**The exercise**
Leave the pictures out and print every record below exactly as it stands.

□ □ □ □ □ □ □

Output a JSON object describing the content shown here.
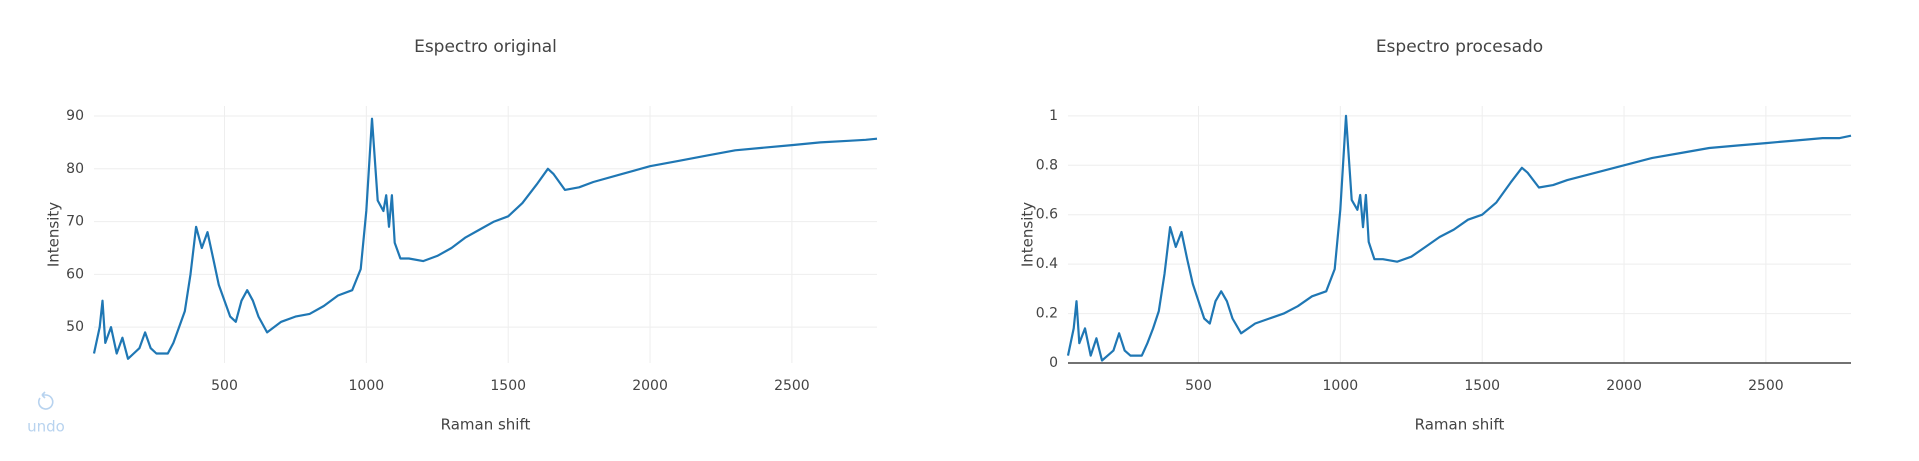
{
  "chart_data": [
    {
      "type": "line",
      "title": "Espectro original",
      "x_label": "Raman shift",
      "y_label": "Intensity",
      "x": [
        40,
        60,
        70,
        80,
        100,
        120,
        140,
        160,
        180,
        200,
        220,
        240,
        260,
        280,
        300,
        320,
        340,
        360,
        380,
        400,
        420,
        440,
        460,
        480,
        500,
        520,
        540,
        560,
        580,
        600,
        620,
        650,
        700,
        750,
        800,
        850,
        900,
        950,
        980,
        1000,
        1020,
        1040,
        1060,
        1070,
        1080,
        1090,
        1100,
        1120,
        1150,
        1200,
        1250,
        1300,
        1350,
        1400,
        1450,
        1500,
        1550,
        1600,
        1640,
        1660,
        1700,
        1750,
        1800,
        1900,
        2000,
        2100,
        2200,
        2300,
        2400,
        2500,
        2600,
        2700,
        2760,
        2800
      ],
      "series": [
        {
          "color": "#1f77b4",
          "values": [
            45,
            50,
            55,
            47,
            50,
            45,
            48,
            44,
            45,
            46,
            49,
            46,
            45,
            45,
            45,
            47,
            50,
            53,
            60,
            69,
            65,
            68,
            63,
            58,
            55,
            52,
            51,
            55,
            57,
            55,
            52,
            49,
            51,
            52,
            52.5,
            54,
            56,
            57,
            61,
            72,
            89.5,
            74,
            72,
            75,
            69,
            75,
            66,
            63,
            63,
            62.5,
            63.5,
            65,
            67,
            68.5,
            70,
            71,
            73.5,
            77,
            80,
            79,
            76,
            76.5,
            77.5,
            79,
            80.5,
            81.5,
            82.5,
            83.5,
            84,
            84.5,
            85,
            85.3,
            85.5,
            85.7
          ]
        }
      ],
      "xlim": [
        40,
        2800
      ],
      "ylim": [
        43.2,
        91.9
      ],
      "xticks": [
        500,
        1000,
        1500,
        2000,
        2500
      ],
      "yticks": [
        50,
        60,
        70,
        80,
        90
      ],
      "grid": true
    },
    {
      "type": "line",
      "title": "Espectro procesado",
      "x_label": "Raman shift",
      "y_label": "Intensity",
      "x": [
        40,
        60,
        70,
        80,
        100,
        120,
        140,
        160,
        180,
        200,
        220,
        240,
        260,
        280,
        300,
        320,
        340,
        360,
        380,
        400,
        420,
        440,
        460,
        480,
        500,
        520,
        540,
        560,
        580,
        600,
        620,
        650,
        700,
        750,
        800,
        850,
        900,
        950,
        980,
        1000,
        1020,
        1040,
        1060,
        1070,
        1080,
        1090,
        1100,
        1120,
        1150,
        1200,
        1250,
        1300,
        1350,
        1400,
        1450,
        1500,
        1550,
        1600,
        1640,
        1660,
        1700,
        1750,
        1800,
        1900,
        2000,
        2100,
        2200,
        2300,
        2400,
        2500,
        2600,
        2700,
        2760,
        2800
      ],
      "series": [
        {
          "color": "#1f77b4",
          "values": [
            0.03,
            0.14,
            0.25,
            0.08,
            0.14,
            0.03,
            0.1,
            0.01,
            0.03,
            0.05,
            0.12,
            0.05,
            0.03,
            0.03,
            0.03,
            0.08,
            0.14,
            0.21,
            0.36,
            0.55,
            0.47,
            0.53,
            0.42,
            0.32,
            0.25,
            0.18,
            0.16,
            0.25,
            0.29,
            0.25,
            0.18,
            0.12,
            0.16,
            0.18,
            0.2,
            0.23,
            0.27,
            0.29,
            0.38,
            0.62,
            1,
            0.66,
            0.62,
            0.68,
            0.55,
            0.68,
            0.49,
            0.42,
            0.42,
            0.41,
            0.43,
            0.47,
            0.51,
            0.54,
            0.58,
            0.6,
            0.65,
            0.73,
            0.79,
            0.77,
            0.71,
            0.72,
            0.74,
            0.77,
            0.8,
            0.83,
            0.85,
            0.87,
            0.88,
            0.89,
            0.9,
            0.91,
            0.91,
            0.92
          ]
        }
      ],
      "xlim": [
        40,
        2800
      ],
      "ylim": [
        0,
        1.04
      ],
      "xticks": [
        500,
        1000,
        1500,
        2000,
        2500
      ],
      "yticks": [
        0,
        0.2,
        0.4,
        0.6,
        0.8,
        1
      ],
      "grid": true
    }
  ],
  "toolbar": {
    "undo": "undo"
  }
}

□ □ □ □ □ □ □

**Written answer**
Output a JSON object describing the content shown here.
{
  "chart_data": [
    {
      "type": "line",
      "title": "Espectro original",
      "x_label": "Raman shift",
      "y_label": "Intensity",
      "x": [
        40,
        60,
        70,
        80,
        100,
        120,
        140,
        160,
        180,
        200,
        220,
        240,
        260,
        280,
        300,
        320,
        340,
        360,
        380,
        400,
        420,
        440,
        460,
        480,
        500,
        520,
        540,
        560,
        580,
        600,
        620,
        650,
        700,
        750,
        800,
        850,
        900,
        950,
        980,
        1000,
        1020,
        1040,
        1060,
        1070,
        1080,
        1090,
        1100,
        1120,
        1150,
        1200,
        1250,
        1300,
        1350,
        1400,
        1450,
        1500,
        1550,
        1600,
        1640,
        1660,
        1700,
        1750,
        1800,
        1900,
        2000,
        2100,
        2200,
        2300,
        2400,
        2500,
        2600,
        2700,
        2760,
        2800
      ],
      "series": [
        {
          "color": "#1f77b4",
          "values": [
            45,
            50,
            55,
            47,
            50,
            45,
            48,
            44,
            45,
            46,
            49,
            46,
            45,
            45,
            45,
            47,
            50,
            53,
            60,
            69,
            65,
            68,
            63,
            58,
            55,
            52,
            51,
            55,
            57,
            55,
            52,
            49,
            51,
            52,
            52.5,
            54,
            56,
            57,
            61,
            72,
            89.5,
            74,
            72,
            75,
            69,
            75,
            66,
            63,
            63,
            62.5,
            63.5,
            65,
            67,
            68.5,
            70,
            71,
            73.5,
            77,
            80,
            79,
            76,
            76.5,
            77.5,
            79,
            80.5,
            81.5,
            82.5,
            83.5,
            84,
            84.5,
            85,
            85.3,
            85.5,
            85.7
          ]
        }
      ],
      "xlim": [
        40,
        2800
      ],
      "ylim": [
        43.2,
        91.9
      ],
      "xticks": [
        500,
        1000,
        1500,
        2000,
        2500
      ],
      "yticks": [
        50,
        60,
        70,
        80,
        90
      ],
      "grid": true
    },
    {
      "type": "line",
      "title": "Espectro procesado",
      "x_label": "Raman shift",
      "y_label": "Intensity",
      "x": [
        40,
        60,
        70,
        80,
        100,
        120,
        140,
        160,
        180,
        200,
        220,
        240,
        260,
        280,
        300,
        320,
        340,
        360,
        380,
        400,
        420,
        440,
        460,
        480,
        500,
        520,
        540,
        560,
        580,
        600,
        620,
        650,
        700,
        750,
        800,
        850,
        900,
        950,
        980,
        1000,
        1020,
        1040,
        1060,
        1070,
        1080,
        1090,
        1100,
        1120,
        1150,
        1200,
        1250,
        1300,
        1350,
        1400,
        1450,
        1500,
        1550,
        1600,
        1640,
        1660,
        1700,
        1750,
        1800,
        1900,
        2000,
        2100,
        2200,
        2300,
        2400,
        2500,
        2600,
        2700,
        2760,
        2800
      ],
      "series": [
        {
          "color": "#1f77b4",
          "values": [
            0.03,
            0.14,
            0.25,
            0.08,
            0.14,
            0.03,
            0.1,
            0.01,
            0.03,
            0.05,
            0.12,
            0.05,
            0.03,
            0.03,
            0.03,
            0.08,
            0.14,
            0.21,
            0.36,
            0.55,
            0.47,
            0.53,
            0.42,
            0.32,
            0.25,
            0.18,
            0.16,
            0.25,
            0.29,
            0.25,
            0.18,
            0.12,
            0.16,
            0.18,
            0.2,
            0.23,
            0.27,
            0.29,
            0.38,
            0.62,
            1,
            0.66,
            0.62,
            0.68,
            0.55,
            0.68,
            0.49,
            0.42,
            0.42,
            0.41,
            0.43,
            0.47,
            0.51,
            0.54,
            0.58,
            0.6,
            0.65,
            0.73,
            0.79,
            0.77,
            0.71,
            0.72,
            0.74,
            0.77,
            0.8,
            0.83,
            0.85,
            0.87,
            0.88,
            0.89,
            0.9,
            0.91,
            0.91,
            0.92
          ]
        }
      ],
      "xlim": [
        40,
        2800
      ],
      "ylim": [
        0,
        1.04
      ],
      "xticks": [
        500,
        1000,
        1500,
        2000,
        2500
      ],
      "yticks": [
        0,
        0.2,
        0.4,
        0.6,
        0.8,
        1
      ],
      "grid": true
    }
  ],
  "toolbar": {
    "undo": "undo"
  }
}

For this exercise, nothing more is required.